Could you write out every record below exactly, leaving out any pictures?

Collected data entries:
-----
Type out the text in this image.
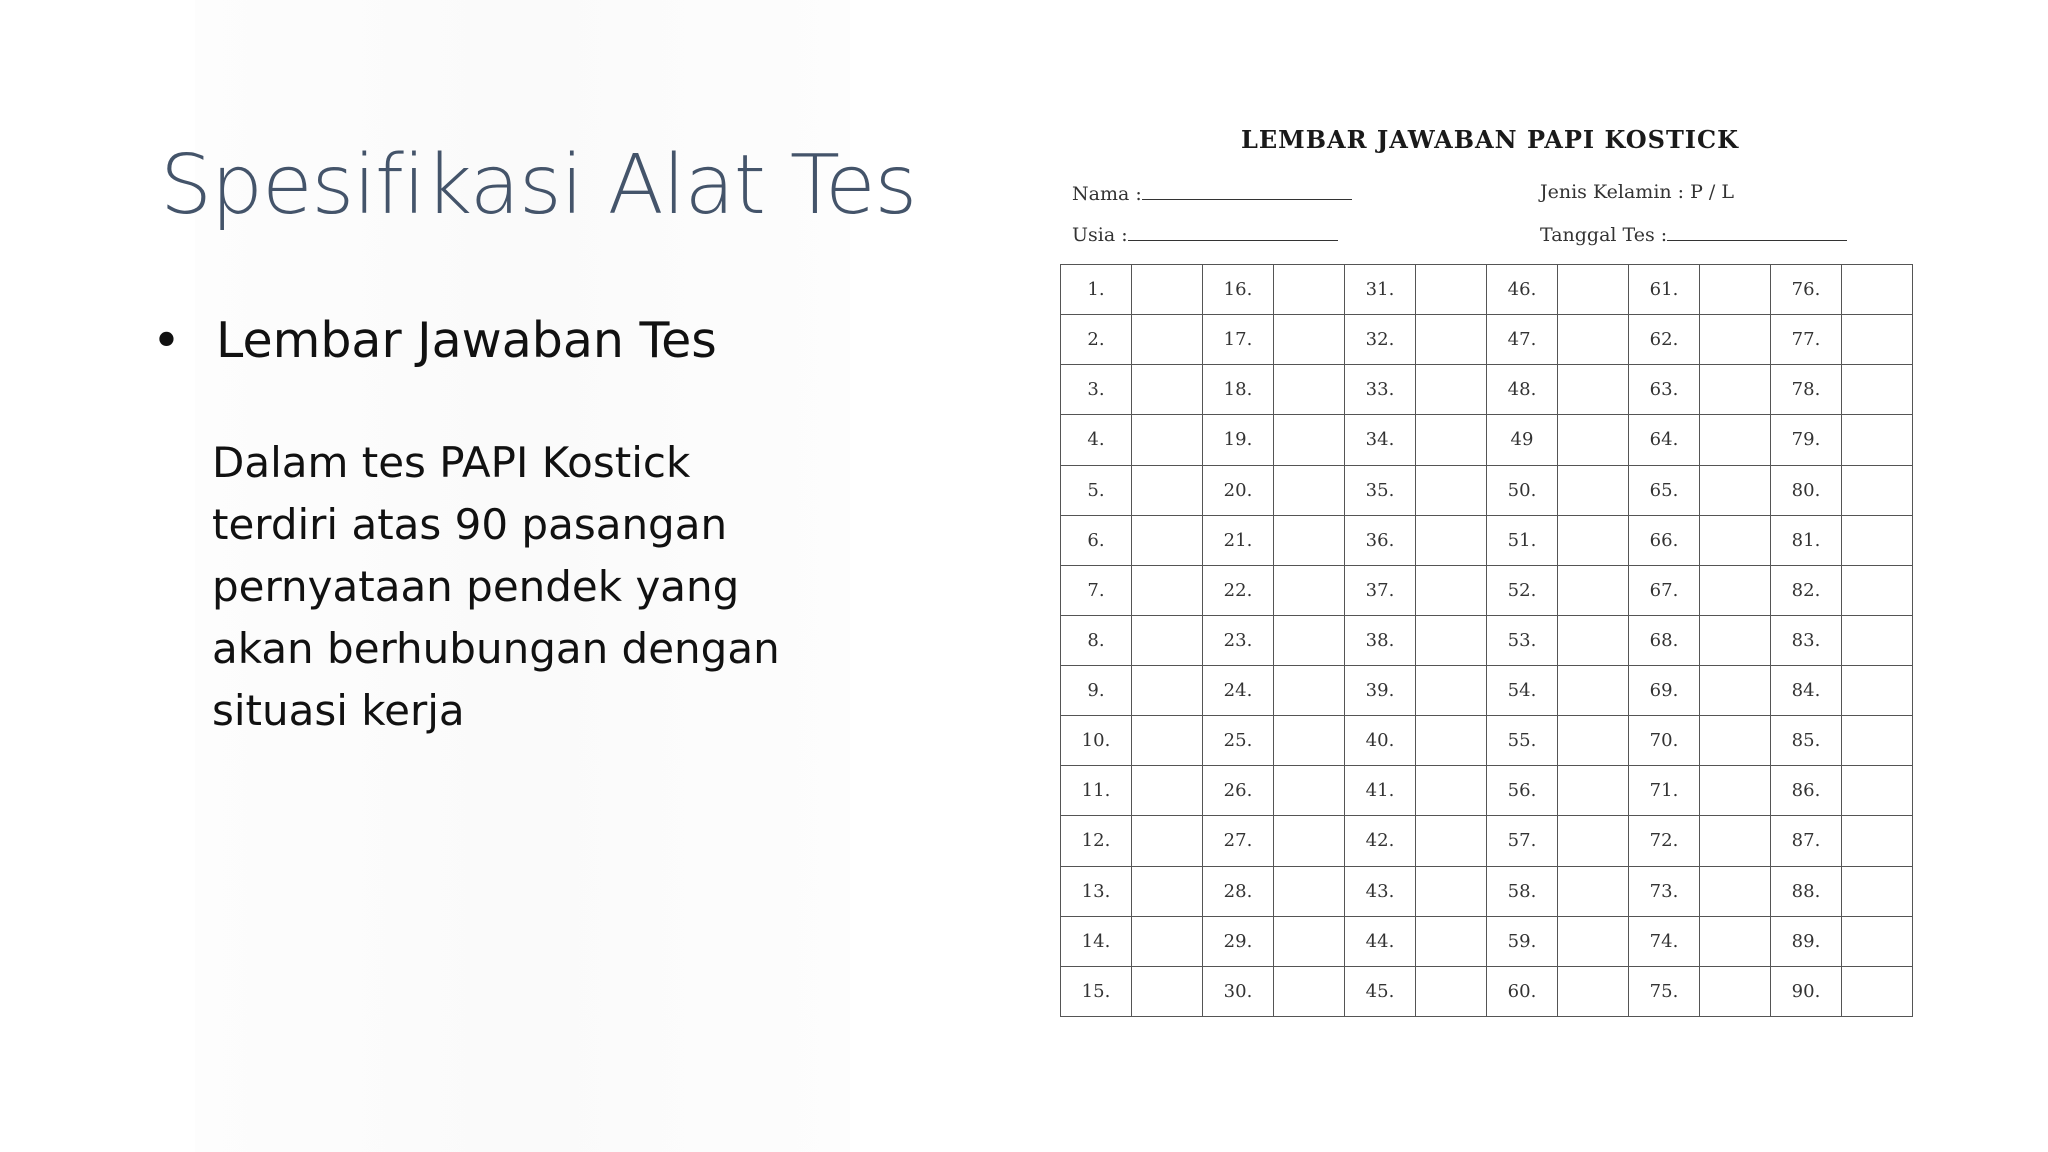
Spesifikasi Alat Tes
• Lembar Jawaban Tes
Dalam tes PAPI Kostick
terdiri atas 90 pasangan
pernyataan pendek yang
akan berhubungan dengan
situasi kerja
LEMBAR JAWABAN PAPI KOSTICK
Nama :	Jenis Kelamin : P / L
Usia :	Tanggal Tes :
1.		16.		31.		46.		61.		76.	
2.		17.		32.		47.		62.		77.	
3.		18.		33.		48.		63.		78.	
4.		19.		34.		49		64.		79.	
5.		20.		35.		50.		65.		80.	
6.		21.		36.		51.		66.		81.	
7.		22.		37.		52.		67.		82.	
8.		23.		38.		53.		68.		83.	
9.		24.		39.		54.		69.		84.	
10.		25.		40.		55.		70.		85.	
11.		26.		41.		56.		71.		86.	
12.		27.		42.		57.		72.		87.	
13.		28.		43.		58.		73.		88.	
14.		29.		44.		59.		74.		89.	
15.		30.		45.		60.		75.		90.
-----
- _Response to this task_
Type out the text in this image.
Spesifikasi Alat Tes
• Lembar Jawaban Tes
Dalam tes PAPI Kostick
terdiri atas 90 pasangan
pernyataan pendek yang
akan berhubungan dengan
situasi kerja
LEMBAR JAWABAN PAPI KOSTICK
Nama :	Jenis Kelamin : P / L
Usia :	Tanggal Tes :
1.		16.		31.		46.		61.		76.	
2.		17.		32.		47.		62.		77.	
3.		18.		33.		48.		63.		78.	
4.		19.		34.		49		64.		79.	
5.		20.		35.		50.		65.		80.	
6.		21.		36.		51.		66.		81.	
7.		22.		37.		52.		67.		82.	
8.		23.		38.		53.		68.		83.	
9.		24.		39.		54.		69.		84.	
10.		25.		40.		55.		70.		85.	
11.		26.		41.		56.		71.		86.	
12.		27.		42.		57.		72.		87.	
13.		28.		43.		58.		73.		88.	
14.		29.		44.		59.		74.		89.	
15.		30.		45.		60.		75.		90.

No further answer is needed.